В новый цех приходил Городецкий. Смотрел, кто как пишет, брал в руки вазу и объяснял: вот здесь краску переложил, здесь очень сухо, здесь погрешности в рисунке. Потом возьмет лучшую из вещей и покажет: эта лучше всех! Всегда выходила Раина.
Сейчас, когда не стало Городецкого и его вещи из музея не выдают, Рая расписывает эталоны - те, что станут для цеха образцами.
"В нашей работе первое дело - чувствовать краску, сколько положить. На палитре мы сами смешиваем соли. Легко может появиться чернота, металл появится или тон будет не тот. Посочнее просолишь - и цвет более богатый, сильный; чуть поменьше просолил - и в росписи сушь появляется. И мазочки Городецкого надо сохранить. У него, когда смотришь, кажется, будто небрежно, растрепано написано. У нас в цехе ведут аккуратненько, бережно - и такой свободы уже нет. А нам тоже надо вот так артистично, как он, писать. Я переделала очень много его работ: и блюда, и вазы, и кувшины... И вот что в нем интересно: у него много солей в росписи, и отсюда такие потеки, наплывы цвета. У него нет графичности, четкого рисунка, чтобы па белом фоне все было четко обрисовано. У него наоборот - все утопает в цвете, в наплывах. Вот это нам надо научиться делать. У нас иногда подсушивают вещи, и они уже не такие красочные.
Когда мы получаем новую вещь, там есть ярлычок и на ярлычке написано, какой номер краски надо взять, а вот сколько взять - это вы сами должны решить. Здесь надо чувствовать краску".
Что к этому добавить? Между полутемной лестницей детдома и орденом Трудовой Славы, которым награждена Рая Кадырова, пролегла целая жизнь. Три четверти ее прошли за вот этим столом, под этим светом, рядом с Карасевым, Сахаровым, Городецким и еще десятками не менее примечательных людей. Все вместе они создавали и создали подглазурную роспись.
Белой ночью литейщица Ирина Трумпит шла через город, чтобы вынуть из обжига сервиз Владимира Михайловича Городецкого "Цветущий кобальт". Она отливала этот сервиз, а художник расписывал его у нее на глазах. Ее поразила тогда быстрота и беглость его работы. Он брал большую чашку и точными округлыми движениями прикасался к ней кистью. Это были легкие прикосновения, и они следовали одно за другим, как дождевые капли. Ритм ровного, сильного и стремительного движения завораживал Ирину. Она следила за тем, как проступают из потока цветы и листья, как они соединяются между собой, образуют орнамент, как начинает пышно цвести вся поверхность чашек, чайников, кувшинов.

* * * * * * * * *

(Обязательные задания)
**a)** Ответьте на вопросы по тексту о подглазурной росписи, помечая ответы теми же знаками.
(i) Чья вещь всегда оказывалась лучшей, когда Городецкий выбирал лучшую в новом цехе?
(ii) Что написано на ярлычке, который приходит с новой вещью?
(iii) Как назывался сервиз Городецкого, который литейщица Ирина Трумпит шла вынуть из обжига?
**b)** Выпишите дословно фрагмент текста о подглазурной росписи, начиная со слов «Когда мы получаем» и продолжая до слов «создали подглазурную роспись.» включительно.
Данные далее взяты из другого источника.

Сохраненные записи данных
* * * * * * * * *

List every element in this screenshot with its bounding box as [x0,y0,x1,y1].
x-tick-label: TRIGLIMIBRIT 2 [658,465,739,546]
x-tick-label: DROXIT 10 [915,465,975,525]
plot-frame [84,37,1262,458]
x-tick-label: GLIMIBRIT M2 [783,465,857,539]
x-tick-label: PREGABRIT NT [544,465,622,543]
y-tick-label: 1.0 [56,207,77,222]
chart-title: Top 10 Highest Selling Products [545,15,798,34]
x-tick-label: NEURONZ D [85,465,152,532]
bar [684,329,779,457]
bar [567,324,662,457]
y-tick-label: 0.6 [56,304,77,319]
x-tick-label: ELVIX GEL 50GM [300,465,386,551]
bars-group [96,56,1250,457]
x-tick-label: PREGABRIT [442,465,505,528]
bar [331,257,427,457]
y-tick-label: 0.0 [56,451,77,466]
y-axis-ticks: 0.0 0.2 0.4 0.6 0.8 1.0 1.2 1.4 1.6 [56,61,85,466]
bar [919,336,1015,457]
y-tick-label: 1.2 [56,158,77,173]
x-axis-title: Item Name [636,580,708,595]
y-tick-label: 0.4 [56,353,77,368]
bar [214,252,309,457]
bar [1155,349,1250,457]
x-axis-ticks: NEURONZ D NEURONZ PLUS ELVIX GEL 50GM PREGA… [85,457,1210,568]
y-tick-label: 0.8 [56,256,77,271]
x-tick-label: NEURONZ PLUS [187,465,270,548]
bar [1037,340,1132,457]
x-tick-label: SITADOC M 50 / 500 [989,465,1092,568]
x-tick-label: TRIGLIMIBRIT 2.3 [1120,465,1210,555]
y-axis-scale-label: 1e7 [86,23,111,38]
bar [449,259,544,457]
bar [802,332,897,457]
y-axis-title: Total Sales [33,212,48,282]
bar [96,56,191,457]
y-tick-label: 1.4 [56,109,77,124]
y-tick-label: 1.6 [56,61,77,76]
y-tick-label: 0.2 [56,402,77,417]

* * * * * * * * *

(Ответы)
**a)**
(i) Раина.
(ii) Какой номер краски надо взять.
(iii) «Цветущий кобальт».

**b)**
Когда мы получаем новую вещь, там есть ярлычок и на ярлычке написано, какой номер краски надо взять, а вот сколько взять - это вы сами должны решить. Здесь надо чувствовать краску".
Что к этому добавить? Между полутемной лестницей детдома и орденом Трудовой Славы, которым награждена Рая Кадырова, пролегла целая жизнь. Три четверти ее прошли за вот этим столом, под этим светом, рядом с Карасевым, Сахаровым, Городецким и еще десятками не менее примечательных людей. Все вместе они создавали и создали подглазурную роспись.